● **WORK REQUIRED**: Write every entry out again exactly, please, and skip the pictures.

● **ENTRIES SUPPLIED**:
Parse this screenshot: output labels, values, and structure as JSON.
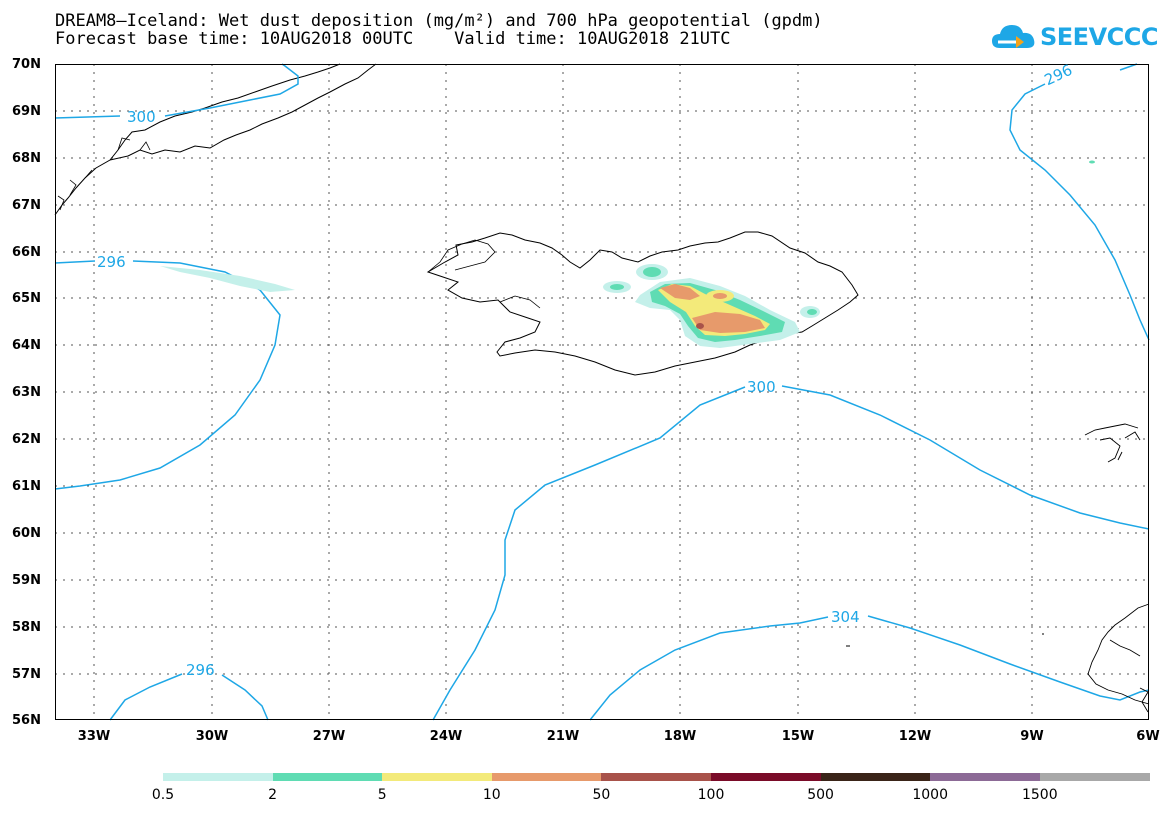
{
  "title_line1": "DREAM8–Iceland: Wet dust deposition (mg/m²) and 700 hPa geopotential (gpdm)",
  "title_line2": "Forecast base time: 10AUG2018 00UTC    Valid time: 10AUG2018 21UTC",
  "logo_text": "SEEVCCC",
  "lat_labels": [
    "70N",
    "69N",
    "68N",
    "67N",
    "66N",
    "65N",
    "64N",
    "63N",
    "62N",
    "61N",
    "60N",
    "59N",
    "58N",
    "57N",
    "56N"
  ],
  "lon_labels": [
    "33W",
    "30W",
    "27W",
    "24W",
    "21W",
    "18W",
    "15W",
    "12W",
    "9W",
    "6W"
  ],
  "contour_labels": {
    "c300_nw": "300",
    "c296_w": "296",
    "c296_ne": "296",
    "c300_c": "300",
    "c304": "304",
    "c296_sw": "296"
  },
  "colorbar": {
    "colors": [
      "#c4f0ea",
      "#5fdcb3",
      "#f3ea7a",
      "#e79a6b",
      "#a8524a",
      "#7a0b28",
      "#3a2418",
      "#8c6a96",
      "#a8a8a8"
    ],
    "labels": [
      "0.5",
      "2",
      "5",
      "10",
      "50",
      "100",
      "500",
      "1000",
      "1500"
    ]
  },
  "colors": {
    "contour": "#1ea7e6",
    "coast": "#000000"
  }
}
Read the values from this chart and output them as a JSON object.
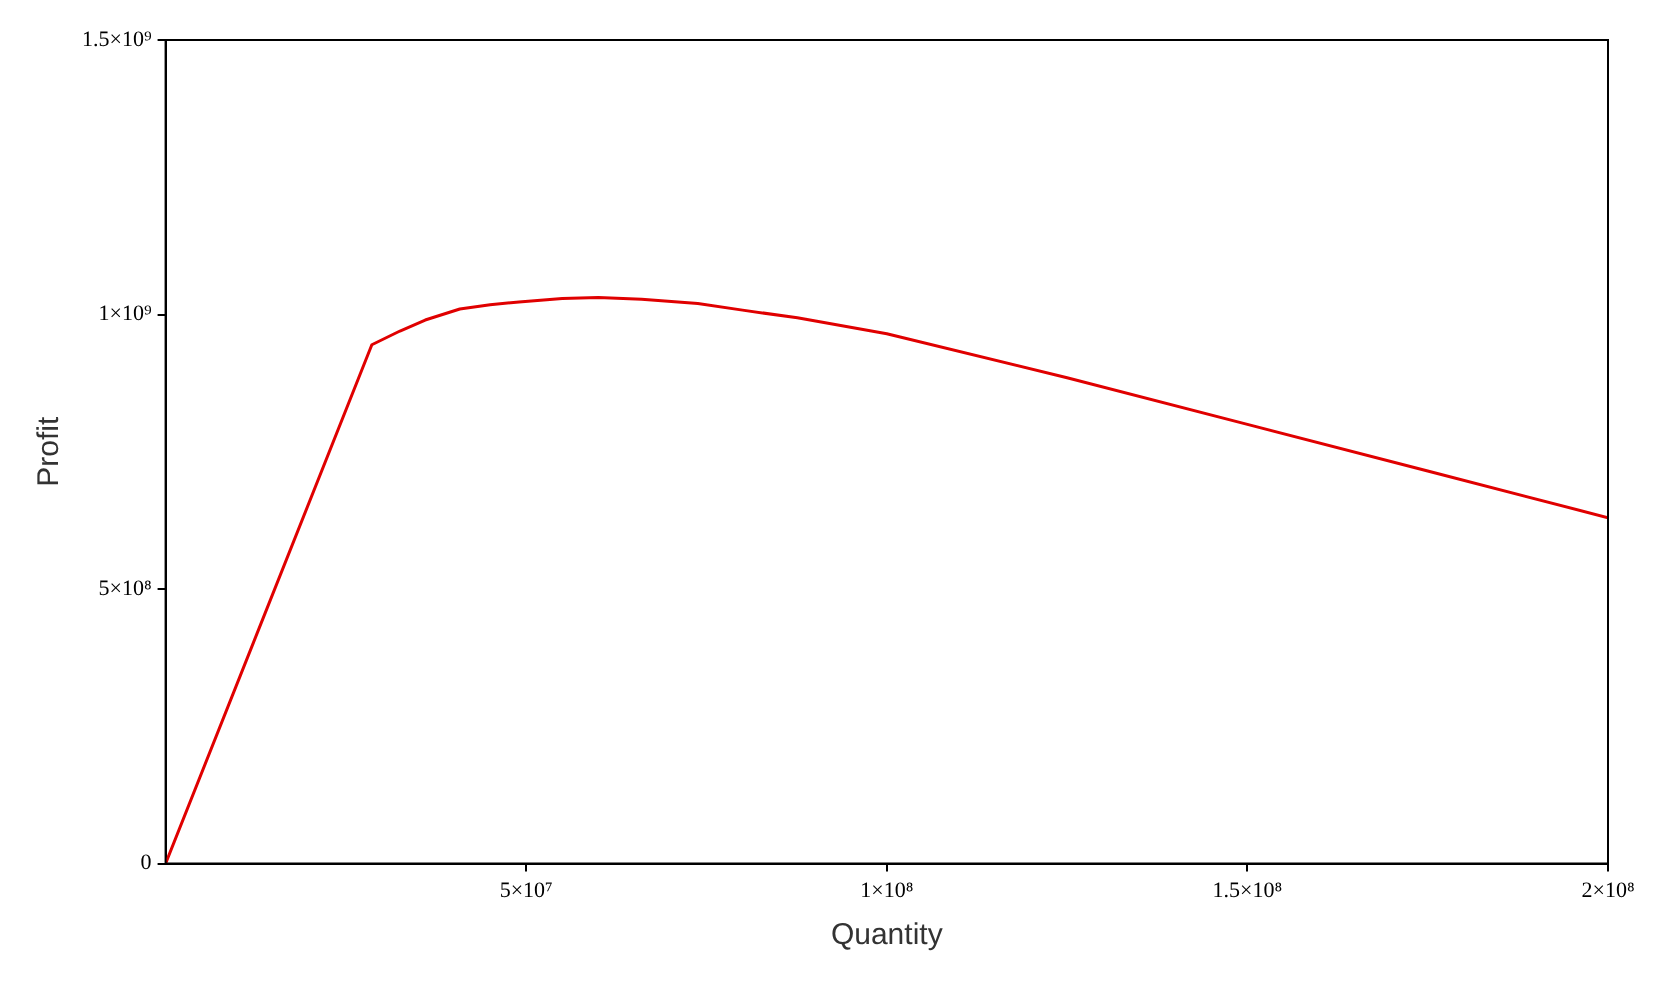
{
  "chart_data": {
    "type": "line",
    "xlabel": "Quantity",
    "ylabel": "Profit",
    "x": [
      0,
      28600000.0,
      32500000.0,
      36000000.0,
      40800000.0,
      45000000.0,
      49000000.0,
      55000000.0,
      60000000.0,
      66000000.0,
      73800000.0,
      80000000.0,
      87600000.0,
      100000000.0,
      125000000.0,
      150000000.0,
      175000000.0,
      200000000.0
    ],
    "series": [
      {
        "color": "#e00000",
        "values": [
          0,
          945000000.0,
          970000000.0,
          990000000.0,
          1010000000.0,
          1018000000.0,
          1023000000.0,
          1029000000.0,
          1031000000.0,
          1028000000.0,
          1020000000.0,
          1008000000.0,
          994000000.0,
          965000000.0,
          885000000.0,
          800000000.0,
          715000000.0,
          630000000.0
        ]
      }
    ],
    "xlim": [
      0,
      200000000.0
    ],
    "ylim": [
      0,
      1500000000.0
    ],
    "xticks": [
      {
        "value": 50000000.0,
        "label": "5×10⁷"
      },
      {
        "value": 100000000.0,
        "label": "1×10⁸"
      },
      {
        "value": 150000000.0,
        "label": "1.5×10⁸"
      },
      {
        "value": 200000000.0,
        "label": "2×10⁸"
      }
    ],
    "yticks": [
      0,
      {
        "value": 500000000.0,
        "label": "5×10⁸"
      },
      {
        "value": 1000000000.0,
        "label": "1×10⁹"
      },
      {
        "value": 1500000000.0,
        "label": "1.5×10⁹"
      }
    ],
    "grid": false,
    "legend": false,
    "marker": "none",
    "line_style": "solid"
  }
}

● **TASK SOLUTION**:
Parse this screenshot: output labels, values, and structure as JSON.
{
  "title_line1": "DREAM8–Iceland: Wet dust deposition (mg/m²) and 700 hPa geopotential (gpdm)",
  "title_line2": "Forecast base time: 10AUG2018 00UTC    Valid time: 10AUG2018 21UTC",
  "logo_text": "SEEVCCC",
  "lat_labels": [
    "70N",
    "69N",
    "68N",
    "67N",
    "66N",
    "65N",
    "64N",
    "63N",
    "62N",
    "61N",
    "60N",
    "59N",
    "58N",
    "57N",
    "56N"
  ],
  "lon_labels": [
    "33W",
    "30W",
    "27W",
    "24W",
    "21W",
    "18W",
    "15W",
    "12W",
    "9W",
    "6W"
  ],
  "contour_labels": {
    "c300_nw": "300",
    "c296_w": "296",
    "c296_ne": "296",
    "c300_c": "300",
    "c304": "304",
    "c296_sw": "296"
  },
  "colorbar": {
    "colors": [
      "#c4f0ea",
      "#5fdcb3",
      "#f3ea7a",
      "#e79a6b",
      "#a8524a",
      "#7a0b28",
      "#3a2418",
      "#8c6a96",
      "#a8a8a8"
    ],
    "labels": [
      "0.5",
      "2",
      "5",
      "10",
      "50",
      "100",
      "500",
      "1000",
      "1500"
    ]
  },
  "colors": {
    "contour": "#1ea7e6",
    "coast": "#000000"
  }
}
Read the values from this chart and output them as a JSON object.
{
  "chart_data": {
    "type": "line",
    "xlabel": "Quantity",
    "ylabel": "Profit",
    "x": [
      0,
      28600000.0,
      32500000.0,
      36000000.0,
      40800000.0,
      45000000.0,
      49000000.0,
      55000000.0,
      60000000.0,
      66000000.0,
      73800000.0,
      80000000.0,
      87600000.0,
      100000000.0,
      125000000.0,
      150000000.0,
      175000000.0,
      200000000.0
    ],
    "series": [
      {
        "color": "#e00000",
        "values": [
          0,
          945000000.0,
          970000000.0,
          990000000.0,
          1010000000.0,
          1018000000.0,
          1023000000.0,
          1029000000.0,
          1031000000.0,
          1028000000.0,
          1020000000.0,
          1008000000.0,
          994000000.0,
          965000000.0,
          885000000.0,
          800000000.0,
          715000000.0,
          630000000.0
        ]
      }
    ],
    "xlim": [
      0,
      200000000.0
    ],
    "ylim": [
      0,
      1500000000.0
    ],
    "xticks": [
      {
        "value": 50000000.0,
        "label": "5×10⁷"
      },
      {
        "value": 100000000.0,
        "label": "1×10⁸"
      },
      {
        "value": 150000000.0,
        "label": "1.5×10⁸"
      },
      {
        "value": 200000000.0,
        "label": "2×10⁸"
      }
    ],
    "yticks": [
      0,
      {
        "value": 500000000.0,
        "label": "5×10⁸"
      },
      {
        "value": 1000000000.0,
        "label": "1×10⁹"
      },
      {
        "value": 1500000000.0,
        "label": "1.5×10⁹"
      }
    ],
    "grid": false,
    "legend": false,
    "marker": "none",
    "line_style": "solid"
  }
}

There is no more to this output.